• DATA SECTION

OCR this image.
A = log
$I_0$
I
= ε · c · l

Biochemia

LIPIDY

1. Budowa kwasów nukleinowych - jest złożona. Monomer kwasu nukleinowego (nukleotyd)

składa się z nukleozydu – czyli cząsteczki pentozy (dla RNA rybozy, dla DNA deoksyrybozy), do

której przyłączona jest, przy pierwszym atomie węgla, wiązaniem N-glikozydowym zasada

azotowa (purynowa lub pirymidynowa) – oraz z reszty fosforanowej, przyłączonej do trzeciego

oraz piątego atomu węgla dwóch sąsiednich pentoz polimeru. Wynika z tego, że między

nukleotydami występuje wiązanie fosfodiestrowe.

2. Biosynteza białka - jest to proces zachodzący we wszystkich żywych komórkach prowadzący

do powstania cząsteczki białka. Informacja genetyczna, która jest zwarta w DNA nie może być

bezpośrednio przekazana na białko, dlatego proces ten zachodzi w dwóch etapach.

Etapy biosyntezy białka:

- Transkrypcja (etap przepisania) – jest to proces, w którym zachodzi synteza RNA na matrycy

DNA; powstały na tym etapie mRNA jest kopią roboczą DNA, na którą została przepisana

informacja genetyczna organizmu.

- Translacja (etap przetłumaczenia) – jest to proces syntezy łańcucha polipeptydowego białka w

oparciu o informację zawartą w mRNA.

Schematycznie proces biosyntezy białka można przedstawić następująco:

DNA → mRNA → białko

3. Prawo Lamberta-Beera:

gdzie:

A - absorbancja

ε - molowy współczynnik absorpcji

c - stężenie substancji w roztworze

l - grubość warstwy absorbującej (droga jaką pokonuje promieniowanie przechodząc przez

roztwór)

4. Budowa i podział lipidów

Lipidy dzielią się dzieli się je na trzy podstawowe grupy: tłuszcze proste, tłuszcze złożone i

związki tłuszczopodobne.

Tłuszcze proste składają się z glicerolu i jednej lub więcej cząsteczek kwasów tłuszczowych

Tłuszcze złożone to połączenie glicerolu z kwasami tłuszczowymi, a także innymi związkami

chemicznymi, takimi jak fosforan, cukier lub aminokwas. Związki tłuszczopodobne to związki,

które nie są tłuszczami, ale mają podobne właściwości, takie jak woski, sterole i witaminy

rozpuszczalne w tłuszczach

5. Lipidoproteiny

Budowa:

• ASSIGNED TASK
Show me every line in the data above that includes "tłuszczopodobne".

• RESPONSE TO THE TASK
związki tłuszczopodobne.
chemicznymi, takimi jak fosforan, cukier lub aminokwas. Związki tłuszczopodobne to związki,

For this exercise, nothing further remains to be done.